## BEGIN
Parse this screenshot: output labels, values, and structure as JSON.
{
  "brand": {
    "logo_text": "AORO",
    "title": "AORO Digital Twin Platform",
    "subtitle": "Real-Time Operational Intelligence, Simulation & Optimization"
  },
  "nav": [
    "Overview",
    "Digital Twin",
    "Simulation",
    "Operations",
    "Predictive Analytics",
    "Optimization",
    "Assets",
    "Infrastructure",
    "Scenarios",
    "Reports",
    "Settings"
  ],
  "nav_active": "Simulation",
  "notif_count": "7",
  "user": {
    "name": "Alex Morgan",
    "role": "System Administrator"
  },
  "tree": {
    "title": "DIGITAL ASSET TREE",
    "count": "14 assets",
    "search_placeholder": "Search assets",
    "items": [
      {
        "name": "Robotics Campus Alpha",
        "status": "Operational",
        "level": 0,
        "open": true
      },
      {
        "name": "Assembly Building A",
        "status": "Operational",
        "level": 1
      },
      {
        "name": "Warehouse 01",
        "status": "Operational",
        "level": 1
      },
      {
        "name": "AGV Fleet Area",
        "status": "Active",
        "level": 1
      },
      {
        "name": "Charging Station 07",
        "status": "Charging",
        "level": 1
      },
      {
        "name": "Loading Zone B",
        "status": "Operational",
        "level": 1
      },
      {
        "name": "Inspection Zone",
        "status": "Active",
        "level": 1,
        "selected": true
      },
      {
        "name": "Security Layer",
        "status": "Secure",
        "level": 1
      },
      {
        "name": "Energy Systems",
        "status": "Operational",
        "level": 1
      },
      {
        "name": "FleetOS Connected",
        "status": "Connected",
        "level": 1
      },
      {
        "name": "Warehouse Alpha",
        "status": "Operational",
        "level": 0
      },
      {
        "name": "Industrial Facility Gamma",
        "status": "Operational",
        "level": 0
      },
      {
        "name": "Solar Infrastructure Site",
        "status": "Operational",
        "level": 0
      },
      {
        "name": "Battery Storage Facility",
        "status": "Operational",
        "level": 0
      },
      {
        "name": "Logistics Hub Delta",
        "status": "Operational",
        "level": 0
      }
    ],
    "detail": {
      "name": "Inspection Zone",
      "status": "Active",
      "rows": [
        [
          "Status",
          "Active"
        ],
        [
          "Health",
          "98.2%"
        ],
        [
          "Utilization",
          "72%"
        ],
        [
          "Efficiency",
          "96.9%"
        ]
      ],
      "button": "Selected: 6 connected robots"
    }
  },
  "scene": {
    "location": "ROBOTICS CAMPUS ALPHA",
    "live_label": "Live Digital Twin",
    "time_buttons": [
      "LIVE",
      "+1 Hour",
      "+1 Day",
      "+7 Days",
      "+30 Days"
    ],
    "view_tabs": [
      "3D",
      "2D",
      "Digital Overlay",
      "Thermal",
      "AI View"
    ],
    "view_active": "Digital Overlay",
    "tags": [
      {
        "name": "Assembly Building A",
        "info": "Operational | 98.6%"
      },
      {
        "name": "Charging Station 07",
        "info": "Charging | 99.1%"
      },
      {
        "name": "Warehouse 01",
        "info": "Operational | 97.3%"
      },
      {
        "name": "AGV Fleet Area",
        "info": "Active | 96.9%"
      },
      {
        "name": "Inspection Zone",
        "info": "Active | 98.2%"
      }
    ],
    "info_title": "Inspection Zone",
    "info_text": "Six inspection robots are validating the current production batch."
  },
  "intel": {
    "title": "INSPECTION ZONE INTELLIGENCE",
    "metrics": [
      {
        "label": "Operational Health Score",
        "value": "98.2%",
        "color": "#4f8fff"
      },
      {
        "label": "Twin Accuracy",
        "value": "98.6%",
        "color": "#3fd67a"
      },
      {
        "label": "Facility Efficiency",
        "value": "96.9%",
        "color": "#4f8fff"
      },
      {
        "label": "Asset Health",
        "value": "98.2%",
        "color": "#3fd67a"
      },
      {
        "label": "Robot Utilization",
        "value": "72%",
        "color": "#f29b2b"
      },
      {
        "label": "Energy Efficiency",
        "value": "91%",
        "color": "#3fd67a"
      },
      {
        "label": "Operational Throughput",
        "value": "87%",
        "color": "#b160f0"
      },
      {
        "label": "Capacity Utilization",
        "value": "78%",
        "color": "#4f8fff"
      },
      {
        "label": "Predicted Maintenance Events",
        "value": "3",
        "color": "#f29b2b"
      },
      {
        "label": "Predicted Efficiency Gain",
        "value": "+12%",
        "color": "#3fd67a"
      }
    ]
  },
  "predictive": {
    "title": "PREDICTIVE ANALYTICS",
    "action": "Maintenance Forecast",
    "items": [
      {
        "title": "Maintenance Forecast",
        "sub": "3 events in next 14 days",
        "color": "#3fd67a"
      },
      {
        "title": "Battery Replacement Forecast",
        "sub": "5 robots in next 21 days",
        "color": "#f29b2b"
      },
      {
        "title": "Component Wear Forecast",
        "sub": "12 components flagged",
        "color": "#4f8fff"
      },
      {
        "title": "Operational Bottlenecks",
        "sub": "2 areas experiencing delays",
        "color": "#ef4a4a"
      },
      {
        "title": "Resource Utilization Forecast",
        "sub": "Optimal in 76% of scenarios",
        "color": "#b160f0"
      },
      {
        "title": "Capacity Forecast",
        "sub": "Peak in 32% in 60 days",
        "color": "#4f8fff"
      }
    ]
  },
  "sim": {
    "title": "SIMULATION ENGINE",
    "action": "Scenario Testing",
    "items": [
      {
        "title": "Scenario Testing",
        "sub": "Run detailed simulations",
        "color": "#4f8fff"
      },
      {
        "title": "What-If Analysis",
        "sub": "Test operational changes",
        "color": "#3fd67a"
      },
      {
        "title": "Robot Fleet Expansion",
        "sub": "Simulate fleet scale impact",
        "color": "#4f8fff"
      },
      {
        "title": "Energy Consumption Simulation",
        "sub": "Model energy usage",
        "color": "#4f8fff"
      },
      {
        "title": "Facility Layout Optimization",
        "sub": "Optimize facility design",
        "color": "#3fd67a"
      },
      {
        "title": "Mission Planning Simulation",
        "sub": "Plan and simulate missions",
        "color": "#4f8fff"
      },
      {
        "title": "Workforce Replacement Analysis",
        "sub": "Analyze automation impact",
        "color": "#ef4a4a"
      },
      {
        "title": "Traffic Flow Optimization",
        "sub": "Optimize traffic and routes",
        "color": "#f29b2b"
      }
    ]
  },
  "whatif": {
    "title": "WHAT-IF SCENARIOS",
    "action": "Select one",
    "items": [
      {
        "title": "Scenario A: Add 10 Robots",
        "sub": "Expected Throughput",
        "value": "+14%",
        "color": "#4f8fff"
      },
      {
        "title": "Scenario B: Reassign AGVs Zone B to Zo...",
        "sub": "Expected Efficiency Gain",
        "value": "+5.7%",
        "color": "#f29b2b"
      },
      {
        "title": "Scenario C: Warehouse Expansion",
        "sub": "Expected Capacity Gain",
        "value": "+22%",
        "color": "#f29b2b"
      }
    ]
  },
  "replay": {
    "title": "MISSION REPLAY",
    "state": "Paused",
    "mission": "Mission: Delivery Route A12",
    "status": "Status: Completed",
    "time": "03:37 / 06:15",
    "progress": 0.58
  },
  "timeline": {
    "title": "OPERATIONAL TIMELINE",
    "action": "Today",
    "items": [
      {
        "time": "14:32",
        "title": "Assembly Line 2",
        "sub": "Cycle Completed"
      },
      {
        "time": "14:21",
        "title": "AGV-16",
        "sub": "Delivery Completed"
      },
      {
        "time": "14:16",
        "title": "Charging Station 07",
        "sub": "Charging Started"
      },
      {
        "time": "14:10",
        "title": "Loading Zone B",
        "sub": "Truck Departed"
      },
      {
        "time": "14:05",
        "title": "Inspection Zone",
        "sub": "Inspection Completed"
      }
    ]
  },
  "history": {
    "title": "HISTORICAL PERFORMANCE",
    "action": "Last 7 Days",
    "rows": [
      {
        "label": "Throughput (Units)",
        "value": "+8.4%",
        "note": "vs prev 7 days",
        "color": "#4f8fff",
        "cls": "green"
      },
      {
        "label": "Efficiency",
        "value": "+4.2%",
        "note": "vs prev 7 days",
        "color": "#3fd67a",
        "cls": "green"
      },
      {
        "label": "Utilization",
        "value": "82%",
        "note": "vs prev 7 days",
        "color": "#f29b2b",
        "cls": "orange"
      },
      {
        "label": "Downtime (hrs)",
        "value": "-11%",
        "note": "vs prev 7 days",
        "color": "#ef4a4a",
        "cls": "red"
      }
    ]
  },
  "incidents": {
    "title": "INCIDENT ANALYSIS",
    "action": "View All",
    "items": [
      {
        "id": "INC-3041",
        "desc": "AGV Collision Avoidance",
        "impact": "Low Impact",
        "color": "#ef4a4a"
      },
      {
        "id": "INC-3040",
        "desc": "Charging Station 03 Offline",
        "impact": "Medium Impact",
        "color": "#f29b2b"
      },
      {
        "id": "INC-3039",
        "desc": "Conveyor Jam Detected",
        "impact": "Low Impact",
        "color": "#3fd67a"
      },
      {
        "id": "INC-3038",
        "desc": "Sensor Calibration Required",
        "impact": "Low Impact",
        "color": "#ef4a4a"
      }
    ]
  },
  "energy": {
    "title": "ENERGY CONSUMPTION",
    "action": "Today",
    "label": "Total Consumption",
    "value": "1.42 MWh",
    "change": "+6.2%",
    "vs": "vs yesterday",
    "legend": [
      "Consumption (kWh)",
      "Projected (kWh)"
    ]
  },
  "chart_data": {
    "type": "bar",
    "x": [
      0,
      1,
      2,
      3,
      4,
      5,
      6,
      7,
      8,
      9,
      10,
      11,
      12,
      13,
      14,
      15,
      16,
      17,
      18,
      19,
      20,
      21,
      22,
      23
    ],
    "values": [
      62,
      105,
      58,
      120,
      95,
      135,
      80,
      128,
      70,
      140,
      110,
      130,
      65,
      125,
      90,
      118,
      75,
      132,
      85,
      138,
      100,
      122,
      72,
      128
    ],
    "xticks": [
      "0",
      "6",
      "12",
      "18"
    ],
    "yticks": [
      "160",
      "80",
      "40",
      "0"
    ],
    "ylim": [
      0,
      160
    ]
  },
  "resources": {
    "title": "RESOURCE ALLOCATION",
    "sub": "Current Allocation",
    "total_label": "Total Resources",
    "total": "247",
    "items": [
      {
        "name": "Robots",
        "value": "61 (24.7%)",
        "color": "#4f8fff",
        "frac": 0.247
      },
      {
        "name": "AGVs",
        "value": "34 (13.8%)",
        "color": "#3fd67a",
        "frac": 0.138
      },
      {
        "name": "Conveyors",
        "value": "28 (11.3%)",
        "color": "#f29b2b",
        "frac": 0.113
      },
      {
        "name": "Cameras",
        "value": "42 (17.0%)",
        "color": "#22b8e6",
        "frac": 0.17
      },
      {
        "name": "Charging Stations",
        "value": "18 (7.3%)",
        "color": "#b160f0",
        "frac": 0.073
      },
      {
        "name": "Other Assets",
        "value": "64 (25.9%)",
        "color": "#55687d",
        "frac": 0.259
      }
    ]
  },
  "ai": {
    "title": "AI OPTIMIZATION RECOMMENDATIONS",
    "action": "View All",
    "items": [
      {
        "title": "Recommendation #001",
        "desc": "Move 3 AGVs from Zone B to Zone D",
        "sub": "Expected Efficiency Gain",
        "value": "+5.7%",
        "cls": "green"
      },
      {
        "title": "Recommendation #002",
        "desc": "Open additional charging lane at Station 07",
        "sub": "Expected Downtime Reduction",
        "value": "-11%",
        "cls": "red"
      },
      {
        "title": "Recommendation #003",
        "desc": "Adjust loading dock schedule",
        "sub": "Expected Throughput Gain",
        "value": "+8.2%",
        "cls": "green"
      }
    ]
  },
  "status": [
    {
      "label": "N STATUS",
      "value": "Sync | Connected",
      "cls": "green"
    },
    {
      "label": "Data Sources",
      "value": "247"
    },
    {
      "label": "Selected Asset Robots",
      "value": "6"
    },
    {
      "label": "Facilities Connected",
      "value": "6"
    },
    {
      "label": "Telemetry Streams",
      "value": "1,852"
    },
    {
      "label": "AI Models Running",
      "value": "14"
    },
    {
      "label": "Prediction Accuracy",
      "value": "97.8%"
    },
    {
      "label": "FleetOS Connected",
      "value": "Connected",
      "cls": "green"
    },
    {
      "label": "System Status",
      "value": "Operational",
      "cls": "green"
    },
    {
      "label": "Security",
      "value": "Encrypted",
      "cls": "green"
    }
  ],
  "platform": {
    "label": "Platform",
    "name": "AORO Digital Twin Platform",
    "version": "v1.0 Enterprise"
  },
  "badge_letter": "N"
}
## END
__Instructions for the task__:
Take every line from the records above that has the word "Security" and copy it.

__Answer to the task__:
        "name": "Security Layer",
      "label": "Security",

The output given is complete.